## [STATED TASK]
Within the listing below, locate all lines containing the word "marker". Copy each one.

• • • • • • •

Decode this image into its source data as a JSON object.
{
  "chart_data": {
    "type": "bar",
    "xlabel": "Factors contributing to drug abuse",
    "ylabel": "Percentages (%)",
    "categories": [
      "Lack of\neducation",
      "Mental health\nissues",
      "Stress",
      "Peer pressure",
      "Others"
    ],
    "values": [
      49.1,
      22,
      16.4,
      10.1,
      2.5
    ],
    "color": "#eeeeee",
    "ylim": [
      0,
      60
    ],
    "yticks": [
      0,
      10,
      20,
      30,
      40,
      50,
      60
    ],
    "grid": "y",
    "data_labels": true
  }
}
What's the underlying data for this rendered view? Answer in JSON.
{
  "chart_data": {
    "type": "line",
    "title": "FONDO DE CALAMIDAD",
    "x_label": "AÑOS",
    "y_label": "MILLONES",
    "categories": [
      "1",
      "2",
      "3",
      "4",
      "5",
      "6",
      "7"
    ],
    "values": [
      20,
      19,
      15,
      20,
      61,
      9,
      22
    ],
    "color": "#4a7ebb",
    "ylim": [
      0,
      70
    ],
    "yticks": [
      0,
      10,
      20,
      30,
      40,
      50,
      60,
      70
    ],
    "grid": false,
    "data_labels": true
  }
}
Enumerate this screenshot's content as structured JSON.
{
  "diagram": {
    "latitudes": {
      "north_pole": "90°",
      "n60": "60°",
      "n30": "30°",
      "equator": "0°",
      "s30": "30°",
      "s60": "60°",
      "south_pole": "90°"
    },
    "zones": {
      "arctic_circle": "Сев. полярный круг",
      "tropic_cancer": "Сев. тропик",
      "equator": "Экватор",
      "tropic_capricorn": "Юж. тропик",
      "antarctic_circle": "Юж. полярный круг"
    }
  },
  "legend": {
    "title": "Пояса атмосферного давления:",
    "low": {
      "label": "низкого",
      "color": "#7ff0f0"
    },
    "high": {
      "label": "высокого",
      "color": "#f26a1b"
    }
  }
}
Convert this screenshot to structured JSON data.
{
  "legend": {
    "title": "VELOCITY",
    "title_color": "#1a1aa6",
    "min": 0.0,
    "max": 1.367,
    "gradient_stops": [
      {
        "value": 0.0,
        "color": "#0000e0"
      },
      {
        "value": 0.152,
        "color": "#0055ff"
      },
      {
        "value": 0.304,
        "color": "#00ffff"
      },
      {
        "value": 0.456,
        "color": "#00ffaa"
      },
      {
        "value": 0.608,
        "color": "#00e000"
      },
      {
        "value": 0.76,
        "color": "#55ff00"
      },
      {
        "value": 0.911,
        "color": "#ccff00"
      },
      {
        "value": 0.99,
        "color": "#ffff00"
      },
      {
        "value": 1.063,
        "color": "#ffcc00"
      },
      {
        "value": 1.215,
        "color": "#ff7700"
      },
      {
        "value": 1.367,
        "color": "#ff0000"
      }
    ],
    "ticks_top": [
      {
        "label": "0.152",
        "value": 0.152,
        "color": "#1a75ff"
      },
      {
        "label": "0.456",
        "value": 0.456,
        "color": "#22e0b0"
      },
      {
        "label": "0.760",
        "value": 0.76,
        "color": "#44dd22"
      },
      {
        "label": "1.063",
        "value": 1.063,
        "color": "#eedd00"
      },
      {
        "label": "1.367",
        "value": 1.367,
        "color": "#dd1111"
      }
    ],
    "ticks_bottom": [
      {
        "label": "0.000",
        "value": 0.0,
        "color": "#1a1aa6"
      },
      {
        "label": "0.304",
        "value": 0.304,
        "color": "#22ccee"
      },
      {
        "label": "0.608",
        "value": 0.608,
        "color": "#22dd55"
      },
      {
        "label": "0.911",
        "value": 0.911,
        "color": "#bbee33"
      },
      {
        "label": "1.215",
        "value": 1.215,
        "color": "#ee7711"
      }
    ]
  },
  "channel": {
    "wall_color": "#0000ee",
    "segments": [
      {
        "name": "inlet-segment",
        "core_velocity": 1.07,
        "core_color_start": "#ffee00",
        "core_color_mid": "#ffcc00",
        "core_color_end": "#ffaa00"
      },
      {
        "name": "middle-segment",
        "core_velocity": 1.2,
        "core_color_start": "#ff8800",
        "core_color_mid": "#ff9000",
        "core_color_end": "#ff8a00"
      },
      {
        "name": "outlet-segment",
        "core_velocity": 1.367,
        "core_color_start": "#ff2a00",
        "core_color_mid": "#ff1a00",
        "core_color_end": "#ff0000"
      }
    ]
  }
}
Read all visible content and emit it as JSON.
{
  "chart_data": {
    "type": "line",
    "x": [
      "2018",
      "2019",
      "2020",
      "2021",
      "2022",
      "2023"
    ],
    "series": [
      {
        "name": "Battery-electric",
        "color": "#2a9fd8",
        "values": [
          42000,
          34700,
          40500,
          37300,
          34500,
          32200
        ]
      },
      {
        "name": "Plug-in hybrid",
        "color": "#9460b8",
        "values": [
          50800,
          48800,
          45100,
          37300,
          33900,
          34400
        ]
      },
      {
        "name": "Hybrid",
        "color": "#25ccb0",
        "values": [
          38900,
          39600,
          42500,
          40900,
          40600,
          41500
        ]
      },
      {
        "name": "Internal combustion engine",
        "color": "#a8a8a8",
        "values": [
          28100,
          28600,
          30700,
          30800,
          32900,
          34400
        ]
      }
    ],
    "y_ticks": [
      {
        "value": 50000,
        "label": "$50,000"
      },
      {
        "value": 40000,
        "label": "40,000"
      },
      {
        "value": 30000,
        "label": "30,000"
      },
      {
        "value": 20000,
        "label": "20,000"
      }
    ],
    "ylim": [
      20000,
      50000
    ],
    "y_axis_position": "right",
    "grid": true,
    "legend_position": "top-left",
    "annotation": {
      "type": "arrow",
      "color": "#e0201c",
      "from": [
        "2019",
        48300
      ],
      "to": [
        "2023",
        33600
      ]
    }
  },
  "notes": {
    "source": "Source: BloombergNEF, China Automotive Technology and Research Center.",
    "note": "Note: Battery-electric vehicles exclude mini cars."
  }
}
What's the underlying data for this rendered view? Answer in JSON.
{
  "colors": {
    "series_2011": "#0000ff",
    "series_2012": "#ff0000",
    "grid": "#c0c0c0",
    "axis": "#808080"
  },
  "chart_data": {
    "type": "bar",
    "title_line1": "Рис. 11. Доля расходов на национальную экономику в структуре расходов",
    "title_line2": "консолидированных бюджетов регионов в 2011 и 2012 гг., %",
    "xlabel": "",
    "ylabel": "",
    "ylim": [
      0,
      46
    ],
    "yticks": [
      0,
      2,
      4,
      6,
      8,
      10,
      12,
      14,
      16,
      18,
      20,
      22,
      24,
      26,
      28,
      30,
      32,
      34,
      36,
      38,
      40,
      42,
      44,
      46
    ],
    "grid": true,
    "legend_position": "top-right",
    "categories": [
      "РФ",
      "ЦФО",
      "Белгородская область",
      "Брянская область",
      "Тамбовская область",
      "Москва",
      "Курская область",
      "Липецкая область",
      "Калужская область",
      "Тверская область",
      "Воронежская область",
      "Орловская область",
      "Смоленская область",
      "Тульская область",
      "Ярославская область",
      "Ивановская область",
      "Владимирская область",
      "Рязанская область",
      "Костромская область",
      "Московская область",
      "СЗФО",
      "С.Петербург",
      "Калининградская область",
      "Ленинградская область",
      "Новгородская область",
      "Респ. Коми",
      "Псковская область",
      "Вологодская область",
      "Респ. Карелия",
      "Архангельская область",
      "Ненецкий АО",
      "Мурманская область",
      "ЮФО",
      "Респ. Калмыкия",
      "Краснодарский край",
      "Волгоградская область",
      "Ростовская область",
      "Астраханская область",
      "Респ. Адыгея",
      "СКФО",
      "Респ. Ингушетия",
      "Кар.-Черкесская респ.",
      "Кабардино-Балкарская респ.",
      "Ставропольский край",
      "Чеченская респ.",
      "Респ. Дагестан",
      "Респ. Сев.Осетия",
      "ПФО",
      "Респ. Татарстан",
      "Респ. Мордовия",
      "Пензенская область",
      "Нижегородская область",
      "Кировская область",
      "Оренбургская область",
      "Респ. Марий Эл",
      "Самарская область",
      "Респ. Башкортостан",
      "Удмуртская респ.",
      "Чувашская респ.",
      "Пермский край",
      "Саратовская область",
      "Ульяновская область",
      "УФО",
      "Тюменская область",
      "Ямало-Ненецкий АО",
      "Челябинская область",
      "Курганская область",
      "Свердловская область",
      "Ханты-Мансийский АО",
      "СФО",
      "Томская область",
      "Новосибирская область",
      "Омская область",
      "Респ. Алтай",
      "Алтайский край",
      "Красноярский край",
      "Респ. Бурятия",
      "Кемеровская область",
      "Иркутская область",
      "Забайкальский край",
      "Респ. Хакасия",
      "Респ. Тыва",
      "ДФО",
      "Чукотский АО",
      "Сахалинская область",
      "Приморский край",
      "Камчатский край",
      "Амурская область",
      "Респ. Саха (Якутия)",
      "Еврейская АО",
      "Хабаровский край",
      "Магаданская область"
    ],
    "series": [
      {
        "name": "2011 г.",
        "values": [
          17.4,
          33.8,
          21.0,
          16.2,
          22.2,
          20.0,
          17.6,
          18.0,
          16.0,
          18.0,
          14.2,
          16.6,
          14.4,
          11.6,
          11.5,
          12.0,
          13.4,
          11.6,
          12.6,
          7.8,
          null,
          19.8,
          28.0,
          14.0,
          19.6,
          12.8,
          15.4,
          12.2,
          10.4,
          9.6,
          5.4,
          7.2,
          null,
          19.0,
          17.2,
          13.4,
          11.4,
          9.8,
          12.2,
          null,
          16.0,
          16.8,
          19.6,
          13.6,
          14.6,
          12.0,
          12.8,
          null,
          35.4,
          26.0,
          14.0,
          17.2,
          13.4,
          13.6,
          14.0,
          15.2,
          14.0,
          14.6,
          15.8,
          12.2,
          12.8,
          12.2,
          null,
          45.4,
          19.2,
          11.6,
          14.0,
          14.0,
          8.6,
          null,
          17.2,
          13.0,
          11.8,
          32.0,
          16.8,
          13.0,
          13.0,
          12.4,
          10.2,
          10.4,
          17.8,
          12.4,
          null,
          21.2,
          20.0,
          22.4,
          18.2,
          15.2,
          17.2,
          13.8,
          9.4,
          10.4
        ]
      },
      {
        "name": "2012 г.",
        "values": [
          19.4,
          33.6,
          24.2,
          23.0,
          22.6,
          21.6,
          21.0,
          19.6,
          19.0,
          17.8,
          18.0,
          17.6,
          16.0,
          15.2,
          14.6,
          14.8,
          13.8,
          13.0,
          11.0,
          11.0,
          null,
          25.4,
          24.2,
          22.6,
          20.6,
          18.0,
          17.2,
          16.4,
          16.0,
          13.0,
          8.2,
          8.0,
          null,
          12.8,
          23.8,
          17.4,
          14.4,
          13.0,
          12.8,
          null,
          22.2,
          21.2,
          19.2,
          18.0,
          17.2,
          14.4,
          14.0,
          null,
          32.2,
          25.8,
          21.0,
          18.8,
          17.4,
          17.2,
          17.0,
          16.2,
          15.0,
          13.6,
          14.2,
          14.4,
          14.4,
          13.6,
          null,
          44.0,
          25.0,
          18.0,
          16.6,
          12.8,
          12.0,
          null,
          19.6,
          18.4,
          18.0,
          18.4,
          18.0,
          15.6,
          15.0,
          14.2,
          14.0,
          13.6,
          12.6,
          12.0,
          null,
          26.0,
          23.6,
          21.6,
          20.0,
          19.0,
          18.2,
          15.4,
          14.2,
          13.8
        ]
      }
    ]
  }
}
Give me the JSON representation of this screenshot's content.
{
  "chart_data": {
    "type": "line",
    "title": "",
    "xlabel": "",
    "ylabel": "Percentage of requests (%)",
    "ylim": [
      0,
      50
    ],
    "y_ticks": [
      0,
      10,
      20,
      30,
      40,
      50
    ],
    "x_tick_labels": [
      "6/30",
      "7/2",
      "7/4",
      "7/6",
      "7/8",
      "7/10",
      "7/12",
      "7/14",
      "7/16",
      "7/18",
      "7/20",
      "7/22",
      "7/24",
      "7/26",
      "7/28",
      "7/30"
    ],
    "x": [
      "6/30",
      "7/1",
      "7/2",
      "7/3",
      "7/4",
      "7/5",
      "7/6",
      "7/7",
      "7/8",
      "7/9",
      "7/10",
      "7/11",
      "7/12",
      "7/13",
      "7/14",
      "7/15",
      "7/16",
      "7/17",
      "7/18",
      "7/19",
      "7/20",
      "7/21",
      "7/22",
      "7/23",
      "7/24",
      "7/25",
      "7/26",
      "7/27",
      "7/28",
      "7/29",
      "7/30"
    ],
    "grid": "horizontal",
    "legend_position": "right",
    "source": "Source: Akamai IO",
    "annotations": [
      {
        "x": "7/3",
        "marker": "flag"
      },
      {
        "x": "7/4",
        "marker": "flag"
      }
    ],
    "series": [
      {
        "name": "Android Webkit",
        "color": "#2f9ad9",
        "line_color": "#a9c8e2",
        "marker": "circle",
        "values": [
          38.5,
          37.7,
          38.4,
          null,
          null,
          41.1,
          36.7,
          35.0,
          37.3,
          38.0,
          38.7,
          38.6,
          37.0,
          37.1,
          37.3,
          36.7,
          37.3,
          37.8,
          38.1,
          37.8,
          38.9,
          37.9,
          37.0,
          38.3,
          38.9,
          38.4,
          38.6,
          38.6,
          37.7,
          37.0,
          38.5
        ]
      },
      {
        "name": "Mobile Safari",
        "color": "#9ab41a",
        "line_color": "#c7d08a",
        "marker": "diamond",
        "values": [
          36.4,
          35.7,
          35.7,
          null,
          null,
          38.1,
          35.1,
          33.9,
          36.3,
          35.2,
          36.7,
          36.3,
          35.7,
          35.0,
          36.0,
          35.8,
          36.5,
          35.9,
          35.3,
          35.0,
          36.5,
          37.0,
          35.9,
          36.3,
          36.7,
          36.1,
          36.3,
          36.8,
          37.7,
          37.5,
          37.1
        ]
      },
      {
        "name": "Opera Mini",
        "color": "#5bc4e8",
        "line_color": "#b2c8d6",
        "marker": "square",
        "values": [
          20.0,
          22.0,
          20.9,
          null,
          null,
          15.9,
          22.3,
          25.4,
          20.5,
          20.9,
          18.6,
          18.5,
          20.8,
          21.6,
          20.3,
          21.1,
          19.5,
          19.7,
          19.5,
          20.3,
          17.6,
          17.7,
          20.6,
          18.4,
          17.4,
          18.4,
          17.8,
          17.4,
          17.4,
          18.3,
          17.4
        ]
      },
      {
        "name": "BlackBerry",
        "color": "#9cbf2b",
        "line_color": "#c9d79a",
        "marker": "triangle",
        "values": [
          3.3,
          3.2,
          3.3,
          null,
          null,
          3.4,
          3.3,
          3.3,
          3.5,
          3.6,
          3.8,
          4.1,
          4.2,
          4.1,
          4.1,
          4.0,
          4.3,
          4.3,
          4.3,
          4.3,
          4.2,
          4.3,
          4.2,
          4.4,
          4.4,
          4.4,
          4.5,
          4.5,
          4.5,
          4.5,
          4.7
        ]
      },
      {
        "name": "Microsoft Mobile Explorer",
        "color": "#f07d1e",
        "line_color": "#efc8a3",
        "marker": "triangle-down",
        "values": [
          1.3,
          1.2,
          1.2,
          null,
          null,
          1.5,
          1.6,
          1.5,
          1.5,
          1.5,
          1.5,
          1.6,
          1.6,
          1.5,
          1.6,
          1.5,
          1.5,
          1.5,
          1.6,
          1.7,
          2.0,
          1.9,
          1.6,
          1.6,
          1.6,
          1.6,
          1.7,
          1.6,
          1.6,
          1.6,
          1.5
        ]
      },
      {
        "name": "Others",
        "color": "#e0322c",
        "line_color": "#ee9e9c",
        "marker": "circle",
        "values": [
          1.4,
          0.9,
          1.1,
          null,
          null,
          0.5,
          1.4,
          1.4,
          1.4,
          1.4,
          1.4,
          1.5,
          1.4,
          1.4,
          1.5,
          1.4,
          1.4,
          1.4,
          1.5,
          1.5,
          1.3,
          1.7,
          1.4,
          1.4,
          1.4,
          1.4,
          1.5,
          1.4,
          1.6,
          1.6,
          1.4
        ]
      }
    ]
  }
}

• • • • • • •

## [OUTPUT OF THE EXERCISE]
        "marker": "flag"
        "marker": "flag"
        "marker": "circle",
        "marker": "diamond",
        "marker": "square",
        "marker": "triangle",
        "marker": "triangle-down",
        "marker": "circle",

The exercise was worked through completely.